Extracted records
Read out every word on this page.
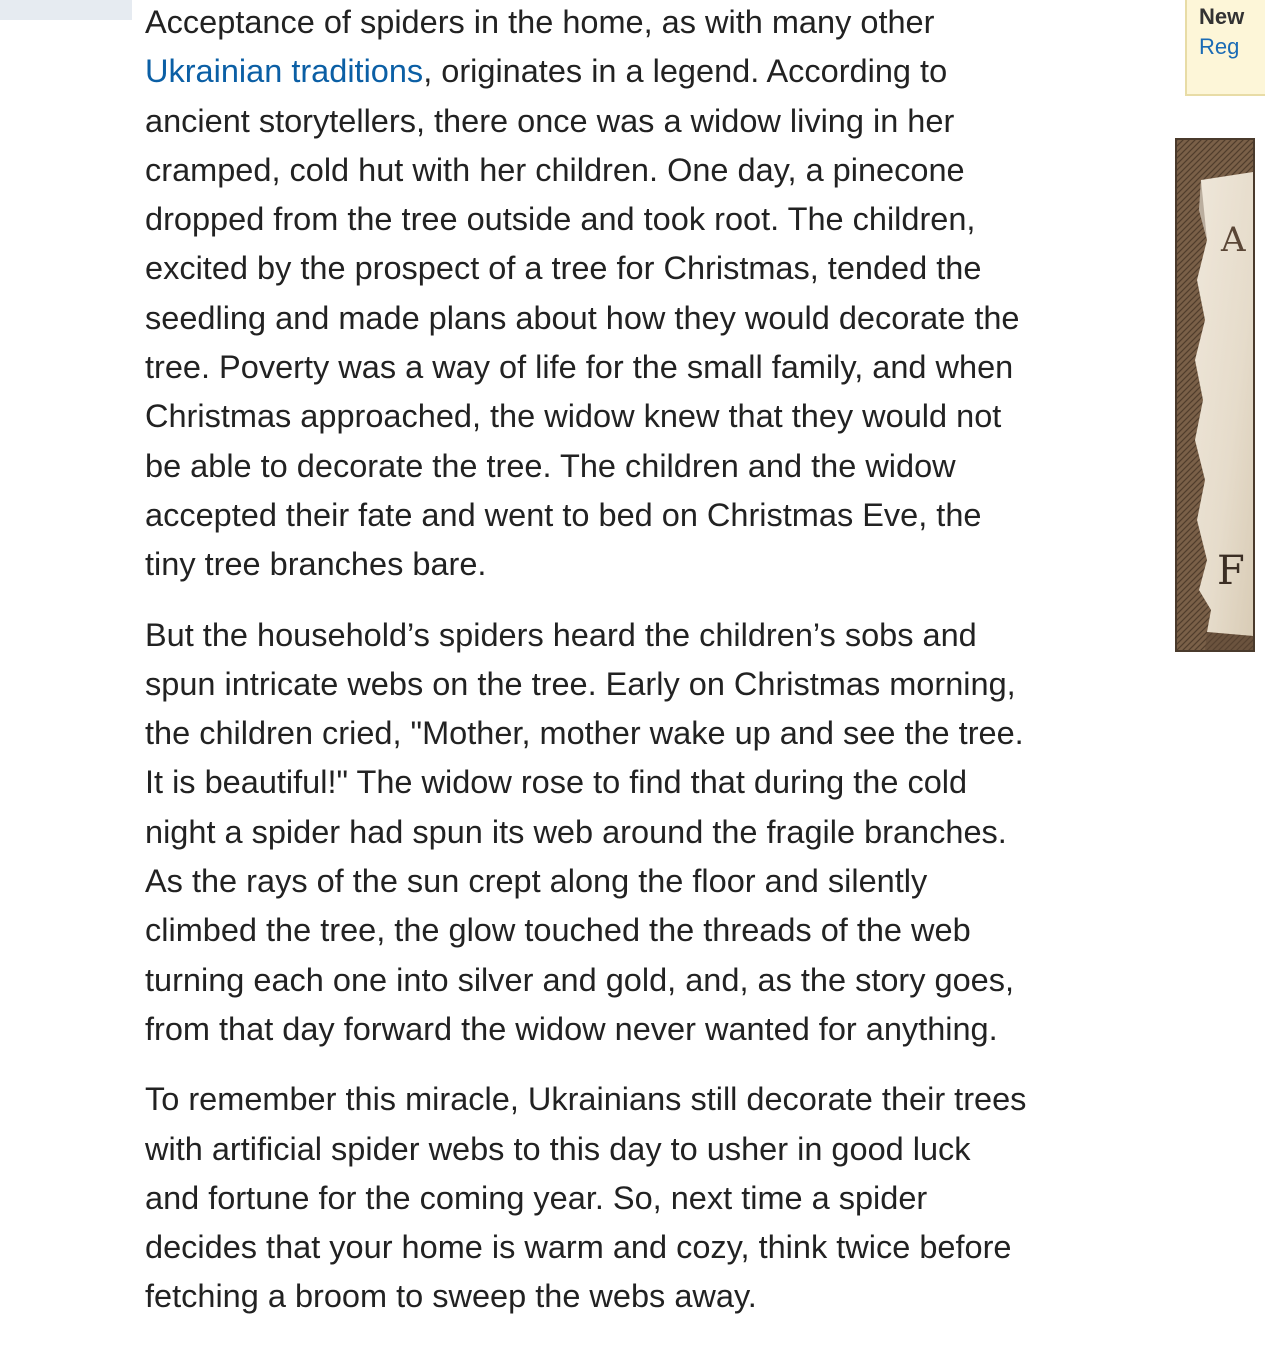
Acceptance of spiders in the home, as with many other
Ukrainian traditions, originates in a legend. According to
ancient storytellers, there once was a widow living in her
cramped, cold hut with her children. One day, a pinecone
dropped from the tree outside and took root. The children,
excited by the prospect of a tree for Christmas, tended the
seedling and made plans about how they would decorate the
tree. Poverty was a way of life for the small family, and when
Christmas approached, the widow knew that they would not
be able to decorate the tree. The children and the widow
accepted their fate and went to bed on Christmas Eve, the
tiny tree branches bare.

But the household’s spiders heard the children’s sobs and
spun intricate webs on the tree. Early on Christmas morning,
the children cried, "Mother, mother wake up and see the tree.
It is beautiful!" The widow rose to find that during the cold
night a spider had spun its web around the fragile branches.
As the rays of the sun crept along the floor and silently
climbed the tree, the glow touched the threads of the web
turning each one into silver and gold, and, as the story goes,
from that day forward the widow never wanted for anything.

To remember this miracle, Ukrainians still decorate their trees
with artificial spider webs to this day to usher in good luck
and fortune for the coming year. So, next time a spider
decides that your home is warm and cozy, think twice before
fetching a broom to sweep the webs away.

New
Reg
A
F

### EXERCISE BRIEF
Look through the entries above and list every line containing "with".

### WRITTEN SOLUTION
Acceptance of spiders in the home, as with many other
cramped, cold hut with her children. One day, a pinecone
with artificial spider webs to this day to usher in good luck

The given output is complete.